Figure dataset records ::
——————
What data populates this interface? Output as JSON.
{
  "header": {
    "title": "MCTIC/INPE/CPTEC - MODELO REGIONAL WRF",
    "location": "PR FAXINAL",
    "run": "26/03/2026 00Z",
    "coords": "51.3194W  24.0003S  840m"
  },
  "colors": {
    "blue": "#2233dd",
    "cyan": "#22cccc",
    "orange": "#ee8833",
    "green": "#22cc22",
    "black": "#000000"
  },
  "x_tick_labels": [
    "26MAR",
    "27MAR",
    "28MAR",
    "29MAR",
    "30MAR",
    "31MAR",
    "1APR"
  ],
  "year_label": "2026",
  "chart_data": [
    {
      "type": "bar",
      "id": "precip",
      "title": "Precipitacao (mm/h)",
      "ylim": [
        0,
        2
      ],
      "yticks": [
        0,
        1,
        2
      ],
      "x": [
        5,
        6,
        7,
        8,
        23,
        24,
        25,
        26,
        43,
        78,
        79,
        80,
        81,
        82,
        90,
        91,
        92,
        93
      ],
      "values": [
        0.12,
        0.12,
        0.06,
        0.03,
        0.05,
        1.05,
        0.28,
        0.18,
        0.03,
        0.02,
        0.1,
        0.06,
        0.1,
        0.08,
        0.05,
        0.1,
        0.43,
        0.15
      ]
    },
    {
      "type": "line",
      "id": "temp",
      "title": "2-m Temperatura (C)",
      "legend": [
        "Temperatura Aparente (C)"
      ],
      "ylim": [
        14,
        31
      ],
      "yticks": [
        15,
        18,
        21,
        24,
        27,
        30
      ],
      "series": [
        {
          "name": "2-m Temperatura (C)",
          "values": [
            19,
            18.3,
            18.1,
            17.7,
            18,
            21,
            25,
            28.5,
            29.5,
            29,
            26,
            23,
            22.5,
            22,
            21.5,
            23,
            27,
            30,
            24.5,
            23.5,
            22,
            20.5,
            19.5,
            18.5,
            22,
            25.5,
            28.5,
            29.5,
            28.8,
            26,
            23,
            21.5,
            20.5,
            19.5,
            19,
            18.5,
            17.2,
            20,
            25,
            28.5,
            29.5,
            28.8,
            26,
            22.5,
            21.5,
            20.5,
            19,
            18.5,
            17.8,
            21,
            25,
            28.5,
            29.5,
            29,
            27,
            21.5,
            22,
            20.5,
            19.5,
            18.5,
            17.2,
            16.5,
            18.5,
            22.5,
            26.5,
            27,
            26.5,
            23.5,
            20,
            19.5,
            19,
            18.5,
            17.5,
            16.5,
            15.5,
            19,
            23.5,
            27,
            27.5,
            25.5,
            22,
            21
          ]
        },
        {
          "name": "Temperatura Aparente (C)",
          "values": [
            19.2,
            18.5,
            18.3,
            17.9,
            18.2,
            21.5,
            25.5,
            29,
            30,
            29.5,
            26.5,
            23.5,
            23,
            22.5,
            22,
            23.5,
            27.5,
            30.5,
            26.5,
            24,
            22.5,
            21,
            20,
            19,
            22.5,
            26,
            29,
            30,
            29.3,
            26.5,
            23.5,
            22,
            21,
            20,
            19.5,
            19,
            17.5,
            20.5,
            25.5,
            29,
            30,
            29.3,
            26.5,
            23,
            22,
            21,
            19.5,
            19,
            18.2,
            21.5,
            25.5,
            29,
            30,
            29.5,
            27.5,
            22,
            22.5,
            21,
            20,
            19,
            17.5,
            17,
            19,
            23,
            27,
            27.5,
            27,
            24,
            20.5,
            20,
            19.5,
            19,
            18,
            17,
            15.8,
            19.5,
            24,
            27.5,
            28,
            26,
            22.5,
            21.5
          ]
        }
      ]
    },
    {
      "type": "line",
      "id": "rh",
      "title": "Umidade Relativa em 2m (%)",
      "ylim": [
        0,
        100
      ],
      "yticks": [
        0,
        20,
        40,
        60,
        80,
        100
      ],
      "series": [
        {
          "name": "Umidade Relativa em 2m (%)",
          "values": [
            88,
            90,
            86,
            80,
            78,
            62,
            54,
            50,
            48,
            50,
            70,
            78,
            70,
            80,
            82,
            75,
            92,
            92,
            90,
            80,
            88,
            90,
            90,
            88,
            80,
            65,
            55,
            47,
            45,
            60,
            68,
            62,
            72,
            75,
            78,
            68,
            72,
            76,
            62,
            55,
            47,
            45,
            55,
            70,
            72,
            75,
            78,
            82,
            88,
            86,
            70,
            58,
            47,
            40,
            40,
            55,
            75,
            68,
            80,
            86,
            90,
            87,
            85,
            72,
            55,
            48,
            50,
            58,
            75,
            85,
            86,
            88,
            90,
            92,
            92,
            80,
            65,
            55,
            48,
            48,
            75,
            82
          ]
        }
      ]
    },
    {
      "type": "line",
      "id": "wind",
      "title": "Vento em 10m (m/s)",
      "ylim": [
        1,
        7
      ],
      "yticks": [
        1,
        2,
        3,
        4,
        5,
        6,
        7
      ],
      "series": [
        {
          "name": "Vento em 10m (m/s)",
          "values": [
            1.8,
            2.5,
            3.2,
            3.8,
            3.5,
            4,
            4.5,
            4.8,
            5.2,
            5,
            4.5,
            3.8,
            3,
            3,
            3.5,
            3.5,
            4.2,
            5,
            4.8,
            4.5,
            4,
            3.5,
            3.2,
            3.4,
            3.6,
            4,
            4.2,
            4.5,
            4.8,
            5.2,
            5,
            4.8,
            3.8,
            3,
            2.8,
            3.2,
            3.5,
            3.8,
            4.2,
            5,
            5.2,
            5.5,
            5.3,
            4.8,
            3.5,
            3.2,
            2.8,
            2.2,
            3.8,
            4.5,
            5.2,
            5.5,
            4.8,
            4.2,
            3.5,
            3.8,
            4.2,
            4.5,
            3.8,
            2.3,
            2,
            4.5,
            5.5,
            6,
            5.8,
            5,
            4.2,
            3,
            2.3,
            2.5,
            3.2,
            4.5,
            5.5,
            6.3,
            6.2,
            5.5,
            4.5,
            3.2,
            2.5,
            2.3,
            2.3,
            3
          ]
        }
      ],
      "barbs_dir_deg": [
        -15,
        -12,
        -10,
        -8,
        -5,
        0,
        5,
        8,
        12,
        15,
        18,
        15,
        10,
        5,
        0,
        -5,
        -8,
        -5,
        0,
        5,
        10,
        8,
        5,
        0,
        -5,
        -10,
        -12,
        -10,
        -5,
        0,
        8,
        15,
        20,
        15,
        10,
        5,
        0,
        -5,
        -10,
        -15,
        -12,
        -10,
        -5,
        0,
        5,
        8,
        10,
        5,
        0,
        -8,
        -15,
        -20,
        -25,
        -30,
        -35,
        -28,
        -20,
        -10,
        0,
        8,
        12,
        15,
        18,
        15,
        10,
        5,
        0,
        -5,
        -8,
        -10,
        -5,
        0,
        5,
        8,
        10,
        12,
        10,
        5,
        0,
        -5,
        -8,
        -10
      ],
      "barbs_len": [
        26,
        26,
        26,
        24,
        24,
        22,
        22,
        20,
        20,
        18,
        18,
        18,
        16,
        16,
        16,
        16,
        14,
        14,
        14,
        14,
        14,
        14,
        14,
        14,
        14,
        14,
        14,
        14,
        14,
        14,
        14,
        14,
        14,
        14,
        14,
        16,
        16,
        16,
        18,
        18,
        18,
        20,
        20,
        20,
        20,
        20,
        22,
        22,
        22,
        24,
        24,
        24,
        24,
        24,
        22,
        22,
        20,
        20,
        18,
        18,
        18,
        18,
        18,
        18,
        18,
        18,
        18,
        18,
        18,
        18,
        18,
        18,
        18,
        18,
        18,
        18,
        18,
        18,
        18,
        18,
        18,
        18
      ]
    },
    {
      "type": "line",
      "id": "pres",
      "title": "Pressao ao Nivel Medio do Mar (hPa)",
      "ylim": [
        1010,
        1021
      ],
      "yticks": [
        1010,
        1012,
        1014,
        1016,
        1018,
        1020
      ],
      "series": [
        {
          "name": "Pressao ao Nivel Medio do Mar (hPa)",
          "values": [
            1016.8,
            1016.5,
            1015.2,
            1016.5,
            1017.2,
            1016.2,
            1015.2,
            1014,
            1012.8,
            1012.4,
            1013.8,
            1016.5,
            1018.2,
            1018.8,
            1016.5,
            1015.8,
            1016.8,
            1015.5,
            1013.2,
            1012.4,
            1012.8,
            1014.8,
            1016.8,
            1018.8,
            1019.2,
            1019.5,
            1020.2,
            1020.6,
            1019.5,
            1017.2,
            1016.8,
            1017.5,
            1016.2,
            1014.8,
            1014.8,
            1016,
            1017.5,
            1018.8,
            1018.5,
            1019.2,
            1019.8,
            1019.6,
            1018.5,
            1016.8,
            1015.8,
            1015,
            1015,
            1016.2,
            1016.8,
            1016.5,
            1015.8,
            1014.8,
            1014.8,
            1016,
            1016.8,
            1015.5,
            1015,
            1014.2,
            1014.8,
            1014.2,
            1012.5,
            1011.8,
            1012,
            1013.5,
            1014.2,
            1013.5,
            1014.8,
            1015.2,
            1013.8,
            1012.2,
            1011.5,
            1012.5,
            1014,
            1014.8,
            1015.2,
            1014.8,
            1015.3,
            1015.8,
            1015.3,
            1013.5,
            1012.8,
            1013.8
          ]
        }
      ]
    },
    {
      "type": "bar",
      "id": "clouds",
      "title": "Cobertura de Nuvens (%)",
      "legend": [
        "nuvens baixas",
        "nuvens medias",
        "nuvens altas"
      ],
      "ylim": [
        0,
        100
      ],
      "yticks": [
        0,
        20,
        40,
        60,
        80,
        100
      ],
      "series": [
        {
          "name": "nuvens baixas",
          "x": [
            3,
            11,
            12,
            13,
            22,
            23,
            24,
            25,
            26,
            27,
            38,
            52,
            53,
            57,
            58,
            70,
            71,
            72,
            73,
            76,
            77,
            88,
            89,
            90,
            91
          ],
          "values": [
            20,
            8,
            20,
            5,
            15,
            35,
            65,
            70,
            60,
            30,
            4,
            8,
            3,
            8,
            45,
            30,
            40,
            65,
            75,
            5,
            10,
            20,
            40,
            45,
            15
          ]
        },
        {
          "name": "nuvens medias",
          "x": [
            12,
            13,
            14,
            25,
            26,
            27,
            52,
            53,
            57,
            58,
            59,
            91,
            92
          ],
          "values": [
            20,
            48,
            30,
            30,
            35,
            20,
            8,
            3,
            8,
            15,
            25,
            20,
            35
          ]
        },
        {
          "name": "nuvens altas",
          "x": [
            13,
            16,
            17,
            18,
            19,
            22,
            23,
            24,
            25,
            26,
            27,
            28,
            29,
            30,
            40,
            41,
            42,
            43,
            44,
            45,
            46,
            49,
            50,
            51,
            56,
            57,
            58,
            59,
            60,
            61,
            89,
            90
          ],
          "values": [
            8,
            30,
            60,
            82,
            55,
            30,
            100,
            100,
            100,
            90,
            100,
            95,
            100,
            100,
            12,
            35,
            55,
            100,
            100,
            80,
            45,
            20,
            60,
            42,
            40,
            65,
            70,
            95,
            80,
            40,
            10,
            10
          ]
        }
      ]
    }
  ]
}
——————
GIVEN TASK ::
Find each line holding the string "Aparente" and copy it out.

EXERCISE OUTPUT ::
        "Temperatura Aparente (C)"
          "name": "Temperatura Aparente (C)",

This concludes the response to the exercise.